(Data records)
** BEGIN **

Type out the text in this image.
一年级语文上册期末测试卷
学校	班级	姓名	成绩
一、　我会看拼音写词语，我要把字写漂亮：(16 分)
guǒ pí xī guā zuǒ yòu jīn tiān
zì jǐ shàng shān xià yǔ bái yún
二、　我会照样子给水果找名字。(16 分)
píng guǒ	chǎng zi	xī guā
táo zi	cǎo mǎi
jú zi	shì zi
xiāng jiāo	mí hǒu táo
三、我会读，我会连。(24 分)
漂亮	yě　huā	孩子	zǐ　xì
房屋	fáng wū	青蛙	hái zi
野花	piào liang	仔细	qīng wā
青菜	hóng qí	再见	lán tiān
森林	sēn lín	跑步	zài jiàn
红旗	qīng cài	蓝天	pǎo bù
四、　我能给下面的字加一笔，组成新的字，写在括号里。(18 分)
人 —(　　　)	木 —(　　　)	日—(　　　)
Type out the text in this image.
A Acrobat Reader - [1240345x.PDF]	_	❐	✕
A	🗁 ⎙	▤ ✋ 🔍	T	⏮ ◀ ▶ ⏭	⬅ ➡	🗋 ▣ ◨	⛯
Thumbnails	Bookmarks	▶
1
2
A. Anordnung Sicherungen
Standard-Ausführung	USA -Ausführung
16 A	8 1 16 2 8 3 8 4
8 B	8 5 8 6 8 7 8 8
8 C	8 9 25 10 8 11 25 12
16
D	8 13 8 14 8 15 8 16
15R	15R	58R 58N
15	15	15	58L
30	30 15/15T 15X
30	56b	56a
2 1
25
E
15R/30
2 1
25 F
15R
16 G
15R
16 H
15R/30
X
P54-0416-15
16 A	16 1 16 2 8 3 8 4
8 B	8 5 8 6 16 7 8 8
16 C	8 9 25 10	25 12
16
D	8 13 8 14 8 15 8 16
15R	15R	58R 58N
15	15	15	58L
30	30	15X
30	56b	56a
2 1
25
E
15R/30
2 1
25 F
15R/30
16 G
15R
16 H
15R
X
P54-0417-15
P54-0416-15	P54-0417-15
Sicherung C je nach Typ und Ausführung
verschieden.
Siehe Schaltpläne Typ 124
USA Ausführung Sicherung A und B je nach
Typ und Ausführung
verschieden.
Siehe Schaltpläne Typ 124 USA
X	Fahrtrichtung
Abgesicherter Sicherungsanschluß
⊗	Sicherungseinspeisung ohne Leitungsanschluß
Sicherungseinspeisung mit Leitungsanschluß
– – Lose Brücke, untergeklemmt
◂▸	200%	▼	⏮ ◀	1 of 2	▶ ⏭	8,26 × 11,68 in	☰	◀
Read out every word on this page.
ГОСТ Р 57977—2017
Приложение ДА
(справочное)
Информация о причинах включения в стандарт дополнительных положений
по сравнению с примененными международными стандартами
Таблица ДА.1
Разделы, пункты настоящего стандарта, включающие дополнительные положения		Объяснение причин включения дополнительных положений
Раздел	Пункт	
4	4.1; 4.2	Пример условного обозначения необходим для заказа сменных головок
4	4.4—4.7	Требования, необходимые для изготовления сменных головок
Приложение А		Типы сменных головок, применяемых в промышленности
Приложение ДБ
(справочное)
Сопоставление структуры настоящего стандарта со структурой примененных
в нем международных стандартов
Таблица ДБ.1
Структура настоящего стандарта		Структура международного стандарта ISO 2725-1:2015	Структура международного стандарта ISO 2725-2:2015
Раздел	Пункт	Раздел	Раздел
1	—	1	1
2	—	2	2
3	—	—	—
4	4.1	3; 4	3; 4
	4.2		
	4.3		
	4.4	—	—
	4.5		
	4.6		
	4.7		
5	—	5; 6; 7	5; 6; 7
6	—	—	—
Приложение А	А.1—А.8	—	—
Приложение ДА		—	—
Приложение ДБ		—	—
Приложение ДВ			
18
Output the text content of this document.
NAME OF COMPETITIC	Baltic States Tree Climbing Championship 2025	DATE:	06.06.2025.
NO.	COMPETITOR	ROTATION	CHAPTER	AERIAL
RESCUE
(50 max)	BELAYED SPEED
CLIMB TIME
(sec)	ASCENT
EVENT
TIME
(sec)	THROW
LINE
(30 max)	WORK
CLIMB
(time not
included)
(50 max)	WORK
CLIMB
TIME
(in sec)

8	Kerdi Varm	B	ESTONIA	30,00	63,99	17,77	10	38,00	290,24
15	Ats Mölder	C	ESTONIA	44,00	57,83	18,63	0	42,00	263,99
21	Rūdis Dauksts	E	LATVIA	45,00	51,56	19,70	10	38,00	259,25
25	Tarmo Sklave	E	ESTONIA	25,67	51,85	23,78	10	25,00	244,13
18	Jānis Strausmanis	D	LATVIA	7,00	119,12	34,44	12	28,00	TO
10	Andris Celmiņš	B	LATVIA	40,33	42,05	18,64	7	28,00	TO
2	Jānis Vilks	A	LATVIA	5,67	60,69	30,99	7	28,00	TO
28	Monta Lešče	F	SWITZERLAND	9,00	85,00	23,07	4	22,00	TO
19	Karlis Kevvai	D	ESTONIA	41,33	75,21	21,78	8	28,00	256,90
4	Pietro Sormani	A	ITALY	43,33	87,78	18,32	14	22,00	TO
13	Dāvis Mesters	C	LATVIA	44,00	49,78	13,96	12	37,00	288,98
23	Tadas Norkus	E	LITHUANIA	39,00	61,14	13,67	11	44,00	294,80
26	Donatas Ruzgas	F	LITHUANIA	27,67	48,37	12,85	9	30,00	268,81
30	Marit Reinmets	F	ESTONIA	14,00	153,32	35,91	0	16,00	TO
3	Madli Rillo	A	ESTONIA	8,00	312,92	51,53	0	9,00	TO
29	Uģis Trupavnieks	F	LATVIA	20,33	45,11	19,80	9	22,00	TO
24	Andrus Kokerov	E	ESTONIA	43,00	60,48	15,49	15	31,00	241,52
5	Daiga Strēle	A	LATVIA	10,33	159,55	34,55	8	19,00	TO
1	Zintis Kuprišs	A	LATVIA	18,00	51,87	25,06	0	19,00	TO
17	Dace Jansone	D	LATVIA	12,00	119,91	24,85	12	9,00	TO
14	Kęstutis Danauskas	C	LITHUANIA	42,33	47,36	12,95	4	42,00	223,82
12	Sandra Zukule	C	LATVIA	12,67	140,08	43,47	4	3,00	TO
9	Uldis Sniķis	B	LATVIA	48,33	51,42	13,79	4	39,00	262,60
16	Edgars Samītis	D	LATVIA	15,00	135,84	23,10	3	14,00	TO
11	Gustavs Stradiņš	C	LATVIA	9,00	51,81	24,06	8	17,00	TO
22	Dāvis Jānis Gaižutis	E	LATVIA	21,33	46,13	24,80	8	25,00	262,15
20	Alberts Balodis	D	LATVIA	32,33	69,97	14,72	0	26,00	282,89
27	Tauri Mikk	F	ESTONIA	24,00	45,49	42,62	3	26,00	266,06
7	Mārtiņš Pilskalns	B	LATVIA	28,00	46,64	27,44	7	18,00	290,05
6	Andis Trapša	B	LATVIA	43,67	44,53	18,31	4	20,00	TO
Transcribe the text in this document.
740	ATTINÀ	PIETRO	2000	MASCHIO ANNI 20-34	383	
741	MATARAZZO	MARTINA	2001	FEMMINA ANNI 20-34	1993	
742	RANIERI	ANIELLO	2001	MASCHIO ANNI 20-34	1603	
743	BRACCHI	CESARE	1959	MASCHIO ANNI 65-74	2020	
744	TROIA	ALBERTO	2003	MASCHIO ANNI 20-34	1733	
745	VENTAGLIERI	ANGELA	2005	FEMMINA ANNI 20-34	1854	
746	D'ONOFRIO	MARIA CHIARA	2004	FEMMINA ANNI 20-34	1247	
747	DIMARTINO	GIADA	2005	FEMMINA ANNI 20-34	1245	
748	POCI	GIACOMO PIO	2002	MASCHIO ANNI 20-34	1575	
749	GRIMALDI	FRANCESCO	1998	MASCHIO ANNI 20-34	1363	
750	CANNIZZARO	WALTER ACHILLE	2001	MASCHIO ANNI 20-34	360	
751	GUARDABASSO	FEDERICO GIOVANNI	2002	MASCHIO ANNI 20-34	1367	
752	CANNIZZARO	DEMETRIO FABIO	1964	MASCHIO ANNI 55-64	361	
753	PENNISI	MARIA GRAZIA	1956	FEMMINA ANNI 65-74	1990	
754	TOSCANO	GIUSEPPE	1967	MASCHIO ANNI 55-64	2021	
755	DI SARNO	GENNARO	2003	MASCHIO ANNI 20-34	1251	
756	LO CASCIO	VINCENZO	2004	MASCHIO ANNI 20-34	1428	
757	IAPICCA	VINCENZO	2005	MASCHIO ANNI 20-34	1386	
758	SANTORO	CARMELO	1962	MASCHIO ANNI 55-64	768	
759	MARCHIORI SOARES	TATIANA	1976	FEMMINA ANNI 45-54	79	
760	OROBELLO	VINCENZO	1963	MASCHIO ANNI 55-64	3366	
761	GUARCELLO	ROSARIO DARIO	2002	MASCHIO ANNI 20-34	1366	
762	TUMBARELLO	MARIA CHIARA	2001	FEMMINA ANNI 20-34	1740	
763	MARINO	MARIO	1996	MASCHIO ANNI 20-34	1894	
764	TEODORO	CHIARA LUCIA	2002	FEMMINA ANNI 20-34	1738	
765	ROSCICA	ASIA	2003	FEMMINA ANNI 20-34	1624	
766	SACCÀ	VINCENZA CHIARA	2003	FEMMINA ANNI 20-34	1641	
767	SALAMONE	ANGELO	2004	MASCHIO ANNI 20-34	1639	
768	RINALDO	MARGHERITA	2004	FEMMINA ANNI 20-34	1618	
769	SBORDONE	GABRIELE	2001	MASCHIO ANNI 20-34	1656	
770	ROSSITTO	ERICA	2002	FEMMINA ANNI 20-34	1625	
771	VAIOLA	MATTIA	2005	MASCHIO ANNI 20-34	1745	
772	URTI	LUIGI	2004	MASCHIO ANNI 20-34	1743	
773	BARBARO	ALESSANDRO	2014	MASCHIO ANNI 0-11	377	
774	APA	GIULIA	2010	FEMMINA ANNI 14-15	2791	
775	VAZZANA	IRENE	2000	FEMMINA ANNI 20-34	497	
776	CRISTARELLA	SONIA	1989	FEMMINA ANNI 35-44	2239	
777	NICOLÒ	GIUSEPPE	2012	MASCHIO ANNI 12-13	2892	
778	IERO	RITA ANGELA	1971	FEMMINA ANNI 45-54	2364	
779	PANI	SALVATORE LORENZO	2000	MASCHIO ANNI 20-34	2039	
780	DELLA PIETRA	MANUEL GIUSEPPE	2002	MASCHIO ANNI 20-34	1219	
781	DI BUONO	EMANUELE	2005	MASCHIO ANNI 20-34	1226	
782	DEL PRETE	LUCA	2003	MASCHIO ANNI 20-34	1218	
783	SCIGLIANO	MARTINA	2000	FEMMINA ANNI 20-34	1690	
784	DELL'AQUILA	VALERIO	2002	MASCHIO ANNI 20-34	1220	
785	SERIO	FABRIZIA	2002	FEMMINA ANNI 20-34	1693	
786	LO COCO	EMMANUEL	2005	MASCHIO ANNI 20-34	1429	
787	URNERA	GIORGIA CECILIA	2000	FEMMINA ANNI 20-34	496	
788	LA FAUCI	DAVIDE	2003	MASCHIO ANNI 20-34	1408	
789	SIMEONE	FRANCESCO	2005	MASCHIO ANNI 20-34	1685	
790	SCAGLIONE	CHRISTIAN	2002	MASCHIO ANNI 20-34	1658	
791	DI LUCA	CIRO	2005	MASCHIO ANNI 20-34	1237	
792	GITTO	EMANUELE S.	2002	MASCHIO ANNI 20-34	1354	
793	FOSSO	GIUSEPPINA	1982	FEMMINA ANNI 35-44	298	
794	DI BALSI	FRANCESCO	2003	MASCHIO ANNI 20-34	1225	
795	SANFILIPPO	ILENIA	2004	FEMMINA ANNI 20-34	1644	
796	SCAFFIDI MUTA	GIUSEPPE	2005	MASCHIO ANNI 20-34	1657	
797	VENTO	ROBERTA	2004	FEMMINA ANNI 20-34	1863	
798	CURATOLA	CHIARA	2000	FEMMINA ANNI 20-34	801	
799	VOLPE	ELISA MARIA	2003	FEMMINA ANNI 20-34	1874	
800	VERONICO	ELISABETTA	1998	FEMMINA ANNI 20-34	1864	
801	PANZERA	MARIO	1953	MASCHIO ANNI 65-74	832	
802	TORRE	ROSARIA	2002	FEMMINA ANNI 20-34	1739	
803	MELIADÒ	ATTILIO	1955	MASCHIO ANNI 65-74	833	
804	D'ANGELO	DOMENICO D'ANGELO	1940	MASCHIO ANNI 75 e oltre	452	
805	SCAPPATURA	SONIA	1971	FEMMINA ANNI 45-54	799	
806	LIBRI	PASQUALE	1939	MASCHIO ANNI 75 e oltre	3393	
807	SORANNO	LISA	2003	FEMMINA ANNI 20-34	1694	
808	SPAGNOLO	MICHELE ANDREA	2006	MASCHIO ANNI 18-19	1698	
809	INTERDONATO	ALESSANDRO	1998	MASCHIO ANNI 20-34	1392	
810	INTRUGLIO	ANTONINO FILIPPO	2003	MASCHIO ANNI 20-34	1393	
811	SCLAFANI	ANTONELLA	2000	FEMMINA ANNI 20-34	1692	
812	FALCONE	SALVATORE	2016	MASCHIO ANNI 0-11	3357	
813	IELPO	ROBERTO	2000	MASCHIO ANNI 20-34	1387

** END **

» Short problem: Using the listing above, locate the lines that hold "ALESSANDRO" and copy each one.

» Exercise result:
773	BARBARO	ALESSANDRO	2014	MASCHIO ANNI 0-11	377	
809	INTERDONATO	ALESSANDRO	1998	MASCHIO ANNI 20-34	1392	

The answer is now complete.